DATA PROVIDED.

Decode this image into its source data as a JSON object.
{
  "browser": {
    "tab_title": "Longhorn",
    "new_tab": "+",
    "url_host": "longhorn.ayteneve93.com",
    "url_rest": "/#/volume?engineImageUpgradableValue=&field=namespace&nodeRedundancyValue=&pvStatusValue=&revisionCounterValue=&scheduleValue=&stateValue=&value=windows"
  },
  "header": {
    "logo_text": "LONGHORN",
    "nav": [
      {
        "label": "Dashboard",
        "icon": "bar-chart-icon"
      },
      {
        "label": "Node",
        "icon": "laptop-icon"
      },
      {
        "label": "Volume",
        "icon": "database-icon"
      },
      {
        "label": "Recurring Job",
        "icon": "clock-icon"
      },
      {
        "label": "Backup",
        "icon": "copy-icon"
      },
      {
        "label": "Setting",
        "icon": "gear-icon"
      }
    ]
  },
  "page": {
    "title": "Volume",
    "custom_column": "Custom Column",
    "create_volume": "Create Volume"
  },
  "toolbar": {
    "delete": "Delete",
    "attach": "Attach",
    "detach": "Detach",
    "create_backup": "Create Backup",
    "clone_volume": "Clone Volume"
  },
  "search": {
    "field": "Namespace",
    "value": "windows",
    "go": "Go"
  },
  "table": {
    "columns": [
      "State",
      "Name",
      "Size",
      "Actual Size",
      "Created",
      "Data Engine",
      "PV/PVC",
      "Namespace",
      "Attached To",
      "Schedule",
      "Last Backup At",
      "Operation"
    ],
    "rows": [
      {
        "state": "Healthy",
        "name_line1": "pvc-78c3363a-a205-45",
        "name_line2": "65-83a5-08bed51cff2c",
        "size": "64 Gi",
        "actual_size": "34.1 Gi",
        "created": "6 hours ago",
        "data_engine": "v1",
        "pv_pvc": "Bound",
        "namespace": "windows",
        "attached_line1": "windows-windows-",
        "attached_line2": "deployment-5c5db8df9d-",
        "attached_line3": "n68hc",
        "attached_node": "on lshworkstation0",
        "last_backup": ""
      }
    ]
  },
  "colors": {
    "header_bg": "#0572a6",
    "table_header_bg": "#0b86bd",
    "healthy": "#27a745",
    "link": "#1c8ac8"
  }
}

WRITTEN TASK. Where a line holds the string "icon", copy that line.

COMPLETE OUTPUT.
        "icon": "bar-chart-icon"
        "icon": "laptop-icon"
        "icon": "database-icon"
        "icon": "clock-icon"
        "icon": "copy-icon"
        "icon": "gear-icon"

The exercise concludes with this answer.